[BEGIN]

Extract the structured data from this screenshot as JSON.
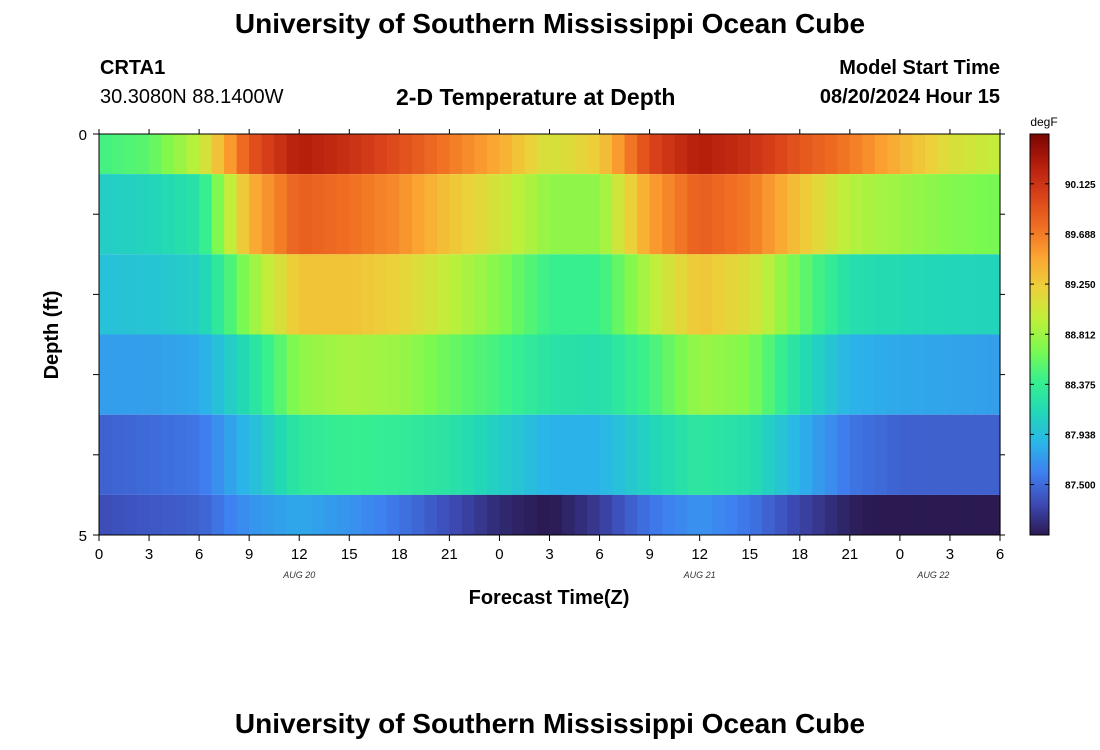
{
  "page": {
    "title": "University of Southern Mississippi Ocean Cube",
    "footer_title": "University of Southern Mississippi Ocean Cube",
    "station_id": "CRTA1",
    "coords": "30.3080N  88.1400W",
    "plot_title": "2-D Temperature at Depth",
    "model_start_label": "Model Start Time",
    "model_start_value": "08/20/2024 Hour 15"
  },
  "chart_data": {
    "type": "heatmap",
    "title": "2-D Temperature at Depth",
    "xlabel": "Forecast Time(Z)",
    "ylabel": "Depth (ft)",
    "x_ticks": [
      "0",
      "3",
      "6",
      "9",
      "12",
      "15",
      "18",
      "21",
      "0",
      "3",
      "6",
      "9",
      "12",
      "15",
      "18",
      "21",
      "0",
      "3",
      "6"
    ],
    "date_labels": [
      {
        "text": "AUG 20",
        "tick_index": 4
      },
      {
        "text": "AUG 21",
        "tick_index": 12
      },
      {
        "text": "AUG 22",
        "tick_index": 16.67
      }
    ],
    "y_tick_labels": [
      "0",
      "5"
    ],
    "ylim": [
      0,
      5
    ],
    "x_hours": [
      0,
      54
    ],
    "depth_bands_ft": [
      [
        0,
        0.5
      ],
      [
        0.5,
        1.5
      ],
      [
        1.5,
        2.5
      ],
      [
        2.5,
        3.5
      ],
      [
        3.5,
        4.5
      ],
      [
        4.5,
        5
      ]
    ],
    "time_hours": [
      0,
      3,
      6,
      9,
      12,
      15,
      18,
      21,
      24,
      27,
      30,
      33,
      36,
      39,
      42,
      45,
      48,
      51,
      54
    ],
    "values_degF": [
      [
        88.45,
        88.55,
        88.95,
        89.9,
        90.3,
        90.15,
        89.95,
        89.7,
        89.45,
        89.05,
        89.25,
        90.0,
        90.3,
        90.15,
        89.9,
        89.7,
        89.4,
        89.1,
        88.95
      ],
      [
        88.05,
        88.1,
        88.25,
        89.4,
        89.85,
        89.75,
        89.6,
        89.3,
        89.05,
        88.75,
        88.75,
        89.5,
        89.85,
        89.7,
        89.3,
        88.9,
        88.8,
        88.7,
        88.65
      ],
      [
        87.95,
        87.98,
        88.05,
        88.75,
        89.3,
        89.3,
        89.2,
        88.95,
        88.7,
        88.4,
        88.4,
        88.9,
        89.3,
        89.1,
        88.6,
        88.2,
        88.15,
        88.12,
        88.1
      ],
      [
        87.75,
        87.75,
        87.8,
        88.2,
        88.75,
        88.85,
        88.8,
        88.6,
        88.45,
        88.25,
        88.2,
        88.45,
        88.8,
        88.7,
        88.2,
        87.85,
        87.8,
        87.78,
        87.75
      ],
      [
        87.45,
        87.5,
        87.55,
        87.9,
        88.3,
        88.4,
        88.35,
        88.25,
        88.05,
        87.85,
        87.85,
        88.1,
        88.3,
        88.2,
        87.85,
        87.55,
        87.45,
        87.45,
        87.45
      ],
      [
        87.35,
        87.4,
        87.45,
        87.7,
        87.8,
        87.7,
        87.55,
        87.35,
        87.15,
        87.05,
        87.25,
        87.55,
        87.7,
        87.55,
        87.3,
        87.1,
        87.0,
        86.95,
        86.9
      ]
    ],
    "colorbar": {
      "unit": "degF",
      "ticks": [
        "87.500",
        "87.938",
        "88.375",
        "88.812",
        "89.250",
        "89.688",
        "90.125"
      ],
      "range": [
        87.06,
        90.56
      ],
      "colors": [
        "#2b1a52",
        "#3d49b3",
        "#3f7ff0",
        "#2ab6e8",
        "#22d8b6",
        "#37f08e",
        "#7cf94f",
        "#c0ef3a",
        "#ecd13a",
        "#fba532",
        "#f06e22",
        "#d9421a",
        "#b51e0c",
        "#7a0403"
      ]
    }
  }
}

[END]

**BRIEF**
Retype every entry verbatim and exclude the pictures from the copy.

**RESPONSE FOR THIS EXERCISE**
Extract the structured data from this screenshot as JSON.
{
  "page": {
    "title": "University of Southern Mississippi Ocean Cube",
    "footer_title": "University of Southern Mississippi Ocean Cube",
    "station_id": "CRTA1",
    "coords": "30.3080N  88.1400W",
    "plot_title": "2-D Temperature at Depth",
    "model_start_label": "Model Start Time",
    "model_start_value": "08/20/2024 Hour 15"
  },
  "chart_data": {
    "type": "heatmap",
    "title": "2-D Temperature at Depth",
    "xlabel": "Forecast Time(Z)",
    "ylabel": "Depth (ft)",
    "x_ticks": [
      "0",
      "3",
      "6",
      "9",
      "12",
      "15",
      "18",
      "21",
      "0",
      "3",
      "6",
      "9",
      "12",
      "15",
      "18",
      "21",
      "0",
      "3",
      "6"
    ],
    "date_labels": [
      {
        "text": "AUG 20",
        "tick_index": 4
      },
      {
        "text": "AUG 21",
        "tick_index": 12
      },
      {
        "text": "AUG 22",
        "tick_index": 16.67
      }
    ],
    "y_tick_labels": [
      "0",
      "5"
    ],
    "ylim": [
      0,
      5
    ],
    "x_hours": [
      0,
      54
    ],
    "depth_bands_ft": [
      [
        0,
        0.5
      ],
      [
        0.5,
        1.5
      ],
      [
        1.5,
        2.5
      ],
      [
        2.5,
        3.5
      ],
      [
        3.5,
        4.5
      ],
      [
        4.5,
        5
      ]
    ],
    "time_hours": [
      0,
      3,
      6,
      9,
      12,
      15,
      18,
      21,
      24,
      27,
      30,
      33,
      36,
      39,
      42,
      45,
      48,
      51,
      54
    ],
    "values_degF": [
      [
        88.45,
        88.55,
        88.95,
        89.9,
        90.3,
        90.15,
        89.95,
        89.7,
        89.45,
        89.05,
        89.25,
        90.0,
        90.3,
        90.15,
        89.9,
        89.7,
        89.4,
        89.1,
        88.95
      ],
      [
        88.05,
        88.1,
        88.25,
        89.4,
        89.85,
        89.75,
        89.6,
        89.3,
        89.05,
        88.75,
        88.75,
        89.5,
        89.85,
        89.7,
        89.3,
        88.9,
        88.8,
        88.7,
        88.65
      ],
      [
        87.95,
        87.98,
        88.05,
        88.75,
        89.3,
        89.3,
        89.2,
        88.95,
        88.7,
        88.4,
        88.4,
        88.9,
        89.3,
        89.1,
        88.6,
        88.2,
        88.15,
        88.12,
        88.1
      ],
      [
        87.75,
        87.75,
        87.8,
        88.2,
        88.75,
        88.85,
        88.8,
        88.6,
        88.45,
        88.25,
        88.2,
        88.45,
        88.8,
        88.7,
        88.2,
        87.85,
        87.8,
        87.78,
        87.75
      ],
      [
        87.45,
        87.5,
        87.55,
        87.9,
        88.3,
        88.4,
        88.35,
        88.25,
        88.05,
        87.85,
        87.85,
        88.1,
        88.3,
        88.2,
        87.85,
        87.55,
        87.45,
        87.45,
        87.45
      ],
      [
        87.35,
        87.4,
        87.45,
        87.7,
        87.8,
        87.7,
        87.55,
        87.35,
        87.15,
        87.05,
        87.25,
        87.55,
        87.7,
        87.55,
        87.3,
        87.1,
        87.0,
        86.95,
        86.9
      ]
    ],
    "colorbar": {
      "unit": "degF",
      "ticks": [
        "87.500",
        "87.938",
        "88.375",
        "88.812",
        "89.250",
        "89.688",
        "90.125"
      ],
      "range": [
        87.06,
        90.56
      ],
      "colors": [
        "#2b1a52",
        "#3d49b3",
        "#3f7ff0",
        "#2ab6e8",
        "#22d8b6",
        "#37f08e",
        "#7cf94f",
        "#c0ef3a",
        "#ecd13a",
        "#fba532",
        "#f06e22",
        "#d9421a",
        "#b51e0c",
        "#7a0403"
      ]
    }
  }
}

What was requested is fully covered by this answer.